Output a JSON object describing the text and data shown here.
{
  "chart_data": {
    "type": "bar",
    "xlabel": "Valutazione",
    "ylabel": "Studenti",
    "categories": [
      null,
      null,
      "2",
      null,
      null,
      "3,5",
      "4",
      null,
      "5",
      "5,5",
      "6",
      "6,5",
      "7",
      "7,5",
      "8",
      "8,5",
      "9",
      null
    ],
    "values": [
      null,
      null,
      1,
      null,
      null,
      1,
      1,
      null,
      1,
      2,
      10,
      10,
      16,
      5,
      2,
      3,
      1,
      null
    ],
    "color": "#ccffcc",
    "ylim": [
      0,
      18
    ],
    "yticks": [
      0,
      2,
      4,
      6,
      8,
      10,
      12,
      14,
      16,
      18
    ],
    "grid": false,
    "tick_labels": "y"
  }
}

═══

**PROBLEM DESCRIPTION**. Using the data above, output each line exactly.

**REPLY TO THE EXERCISE**.
Output a JSON object describing the text and data shown here.
{
  "chart_data": {
    "type": "bar",
    "xlabel": "Valutazione",
    "ylabel": "Studenti",
    "categories": [
      null,
      null,
      "2",
      null,
      null,
      "3,5",
      "4",
      null,
      "5",
      "5,5",
      "6",
      "6,5",
      "7",
      "7,5",
      "8",
      "8,5",
      "9",
      null
    ],
    "values": [
      null,
      null,
      1,
      null,
      null,
      1,
      1,
      null,
      1,
      2,
      10,
      10,
      16,
      5,
      2,
      3,
      1,
      null
    ],
    "color": "#ccffcc",
    "ylim": [
      0,
      18
    ],
    "yticks": [
      0,
      2,
      4,
      6,
      8,
      10,
      12,
      14,
      16,
      18
    ],
    "grid": false,
    "tick_labels": "y"
  }
}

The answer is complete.